**To be done**
From the entries that follow, list every line in which the string "fitACF" appears.

**Record extracts**
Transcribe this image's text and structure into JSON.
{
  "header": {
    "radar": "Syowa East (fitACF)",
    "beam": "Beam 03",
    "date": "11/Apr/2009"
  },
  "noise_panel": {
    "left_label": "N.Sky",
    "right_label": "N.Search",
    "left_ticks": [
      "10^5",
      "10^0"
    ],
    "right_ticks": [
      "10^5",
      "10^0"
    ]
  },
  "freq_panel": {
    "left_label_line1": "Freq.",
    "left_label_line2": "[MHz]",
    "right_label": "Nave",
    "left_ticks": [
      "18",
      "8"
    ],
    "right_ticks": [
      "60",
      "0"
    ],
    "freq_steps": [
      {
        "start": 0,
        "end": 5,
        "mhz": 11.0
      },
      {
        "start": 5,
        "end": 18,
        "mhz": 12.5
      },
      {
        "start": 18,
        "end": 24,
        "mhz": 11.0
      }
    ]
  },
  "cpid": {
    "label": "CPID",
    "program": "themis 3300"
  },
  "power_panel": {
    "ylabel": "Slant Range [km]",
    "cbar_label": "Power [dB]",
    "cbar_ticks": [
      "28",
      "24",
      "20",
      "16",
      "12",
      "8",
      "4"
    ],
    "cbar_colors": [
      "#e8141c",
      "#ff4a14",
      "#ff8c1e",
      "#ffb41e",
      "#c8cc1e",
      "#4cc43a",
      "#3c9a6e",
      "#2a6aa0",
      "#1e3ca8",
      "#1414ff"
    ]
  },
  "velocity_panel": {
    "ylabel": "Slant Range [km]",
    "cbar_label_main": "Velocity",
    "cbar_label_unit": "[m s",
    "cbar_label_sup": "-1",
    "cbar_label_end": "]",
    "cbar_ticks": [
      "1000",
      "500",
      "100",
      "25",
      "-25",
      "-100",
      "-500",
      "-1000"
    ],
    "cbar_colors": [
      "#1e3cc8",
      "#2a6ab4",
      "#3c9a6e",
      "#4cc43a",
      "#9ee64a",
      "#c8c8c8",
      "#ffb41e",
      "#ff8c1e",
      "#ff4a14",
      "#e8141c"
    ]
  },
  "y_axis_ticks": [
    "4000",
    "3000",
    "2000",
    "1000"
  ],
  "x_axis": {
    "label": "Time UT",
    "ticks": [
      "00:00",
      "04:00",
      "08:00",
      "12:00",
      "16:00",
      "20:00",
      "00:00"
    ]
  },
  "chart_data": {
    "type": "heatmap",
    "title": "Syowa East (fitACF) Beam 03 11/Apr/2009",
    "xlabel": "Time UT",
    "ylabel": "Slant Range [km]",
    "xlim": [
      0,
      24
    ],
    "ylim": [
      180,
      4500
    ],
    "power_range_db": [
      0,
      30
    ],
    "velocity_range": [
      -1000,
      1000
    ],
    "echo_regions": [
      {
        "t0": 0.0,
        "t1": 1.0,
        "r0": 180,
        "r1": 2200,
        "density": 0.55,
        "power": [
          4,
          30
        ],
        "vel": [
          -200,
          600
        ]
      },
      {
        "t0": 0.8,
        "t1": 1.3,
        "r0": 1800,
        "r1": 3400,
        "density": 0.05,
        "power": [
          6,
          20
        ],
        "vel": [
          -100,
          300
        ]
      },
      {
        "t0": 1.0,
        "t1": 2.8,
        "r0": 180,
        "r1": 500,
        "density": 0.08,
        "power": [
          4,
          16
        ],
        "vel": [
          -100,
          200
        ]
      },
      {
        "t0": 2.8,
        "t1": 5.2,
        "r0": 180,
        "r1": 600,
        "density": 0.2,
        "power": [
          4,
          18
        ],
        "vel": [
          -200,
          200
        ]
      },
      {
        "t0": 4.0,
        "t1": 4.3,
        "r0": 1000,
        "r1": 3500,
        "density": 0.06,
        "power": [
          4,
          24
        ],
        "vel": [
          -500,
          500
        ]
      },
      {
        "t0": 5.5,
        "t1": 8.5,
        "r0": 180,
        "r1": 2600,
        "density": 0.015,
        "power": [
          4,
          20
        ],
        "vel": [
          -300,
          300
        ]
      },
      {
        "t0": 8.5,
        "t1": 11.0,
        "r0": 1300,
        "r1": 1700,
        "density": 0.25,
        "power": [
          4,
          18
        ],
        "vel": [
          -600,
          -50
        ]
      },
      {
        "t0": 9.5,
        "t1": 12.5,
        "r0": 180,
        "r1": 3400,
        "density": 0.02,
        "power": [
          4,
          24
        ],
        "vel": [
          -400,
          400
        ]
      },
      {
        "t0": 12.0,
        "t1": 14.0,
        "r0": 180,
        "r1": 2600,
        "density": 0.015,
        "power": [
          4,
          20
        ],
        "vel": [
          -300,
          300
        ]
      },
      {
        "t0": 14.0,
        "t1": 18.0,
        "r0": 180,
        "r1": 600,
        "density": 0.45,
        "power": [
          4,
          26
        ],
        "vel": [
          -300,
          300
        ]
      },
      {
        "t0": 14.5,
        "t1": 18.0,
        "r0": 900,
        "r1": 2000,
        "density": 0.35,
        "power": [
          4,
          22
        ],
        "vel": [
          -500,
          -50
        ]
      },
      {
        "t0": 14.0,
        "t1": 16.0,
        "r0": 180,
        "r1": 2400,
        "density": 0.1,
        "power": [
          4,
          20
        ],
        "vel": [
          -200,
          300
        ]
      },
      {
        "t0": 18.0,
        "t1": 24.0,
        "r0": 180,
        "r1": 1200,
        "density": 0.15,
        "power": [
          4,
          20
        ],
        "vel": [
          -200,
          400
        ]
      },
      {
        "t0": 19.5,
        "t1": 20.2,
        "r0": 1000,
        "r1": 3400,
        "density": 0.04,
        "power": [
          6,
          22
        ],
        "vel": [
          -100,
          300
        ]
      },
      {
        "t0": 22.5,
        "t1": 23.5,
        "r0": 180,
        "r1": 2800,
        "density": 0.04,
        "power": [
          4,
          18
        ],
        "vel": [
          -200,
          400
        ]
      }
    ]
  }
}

**The reply**
    "radar": "Syowa East (fitACF)",
    "title": "Syowa East (fitACF) Beam 03 11/Apr/2009",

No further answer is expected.